Restate the full listing word for word and leave the pictures out.

# # # # #

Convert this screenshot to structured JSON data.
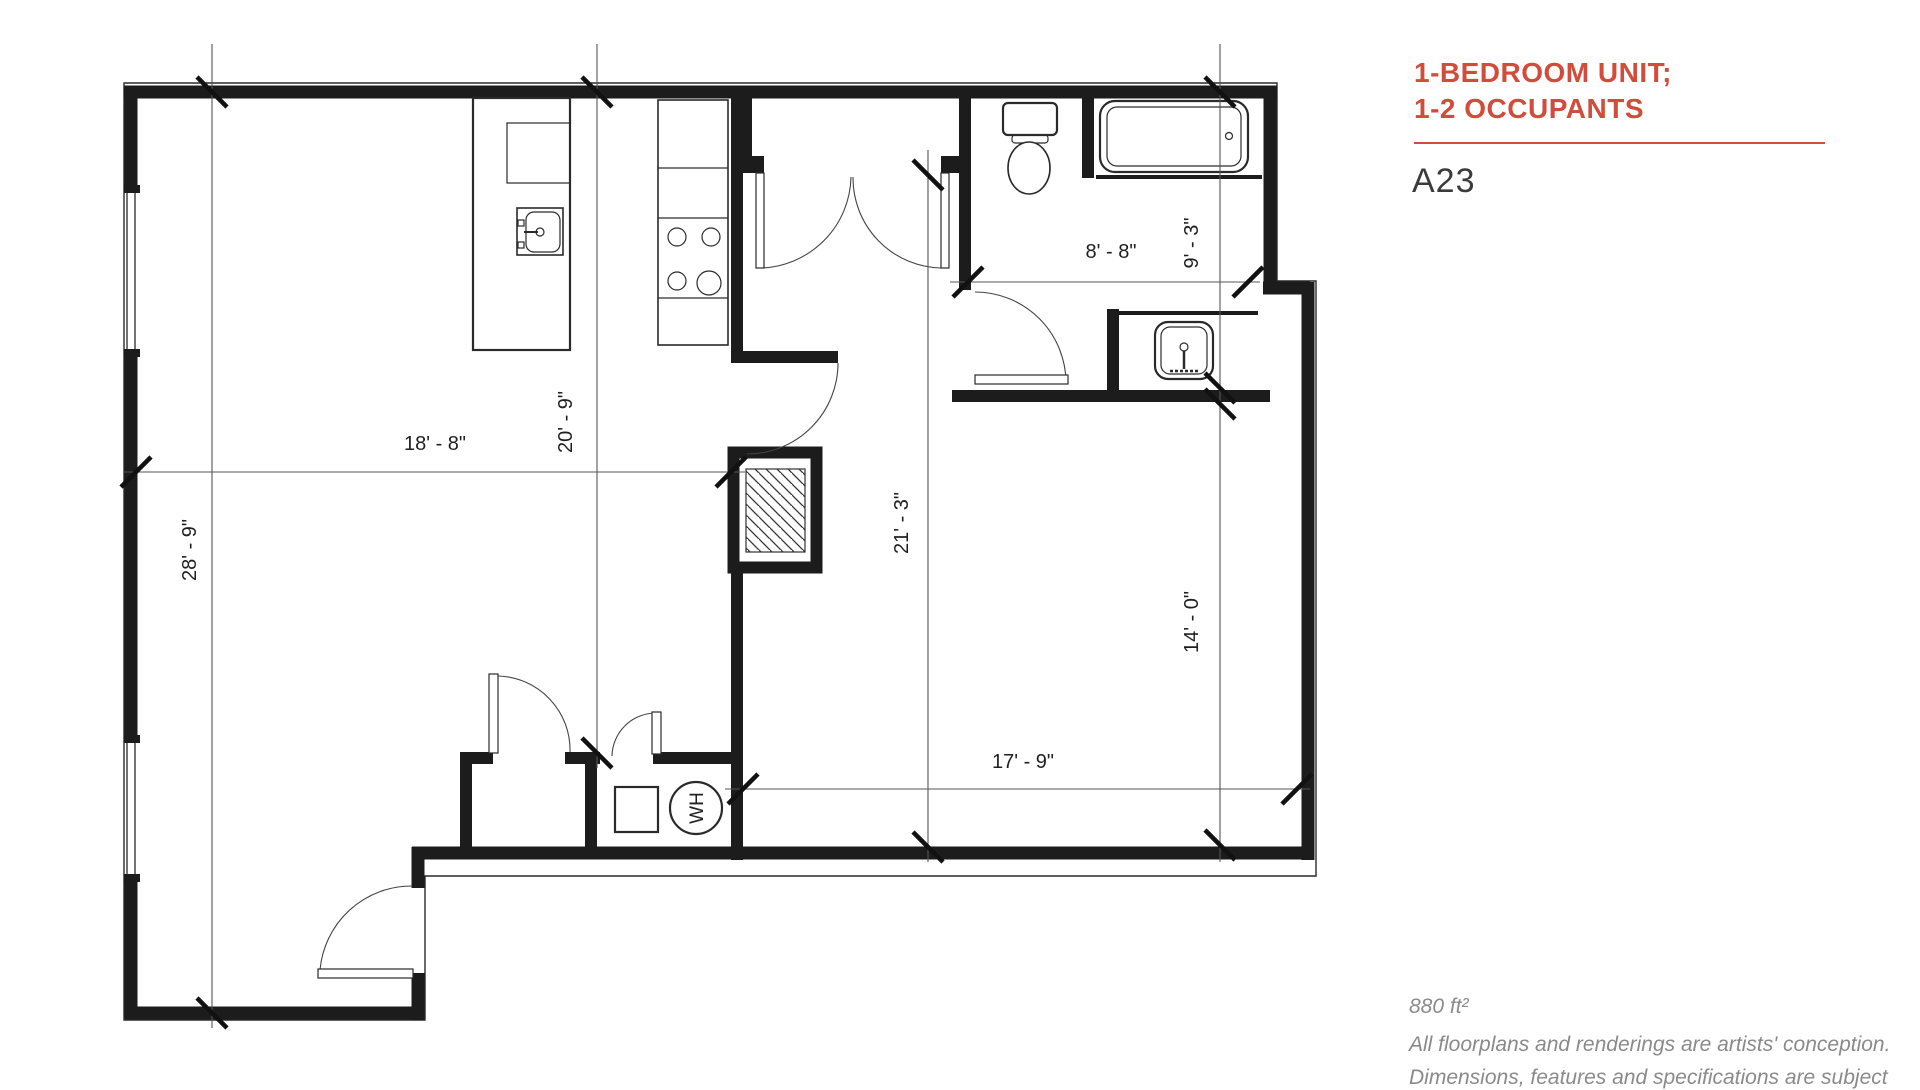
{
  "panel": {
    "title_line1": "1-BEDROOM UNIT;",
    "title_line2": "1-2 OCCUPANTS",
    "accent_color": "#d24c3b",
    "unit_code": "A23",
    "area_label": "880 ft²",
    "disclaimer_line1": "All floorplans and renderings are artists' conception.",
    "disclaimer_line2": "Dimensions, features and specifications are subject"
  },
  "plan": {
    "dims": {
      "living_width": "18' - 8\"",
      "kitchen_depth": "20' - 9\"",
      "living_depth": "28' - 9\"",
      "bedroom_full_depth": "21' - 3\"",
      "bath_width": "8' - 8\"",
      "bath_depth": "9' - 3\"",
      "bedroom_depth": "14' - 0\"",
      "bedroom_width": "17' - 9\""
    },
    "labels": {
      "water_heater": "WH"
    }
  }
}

# # # # #

● Expected answer:
Convert this screenshot to structured JSON data.
{
  "panel": {
    "title_line1": "1-BEDROOM UNIT;",
    "title_line2": "1-2 OCCUPANTS",
    "accent_color": "#d24c3b",
    "unit_code": "A23",
    "area_label": "880 ft²",
    "disclaimer_line1": "All floorplans and renderings are artists' conception.",
    "disclaimer_line2": "Dimensions, features and specifications are subject"
  },
  "plan": {
    "dims": {
      "living_width": "18' - 8\"",
      "kitchen_depth": "20' - 9\"",
      "living_depth": "28' - 9\"",
      "bedroom_full_depth": "21' - 3\"",
      "bath_width": "8' - 8\"",
      "bath_depth": "9' - 3\"",
      "bedroom_depth": "14' - 0\"",
      "bedroom_width": "17' - 9\""
    },
    "labels": {
      "water_heater": "WH"
    }
  }
}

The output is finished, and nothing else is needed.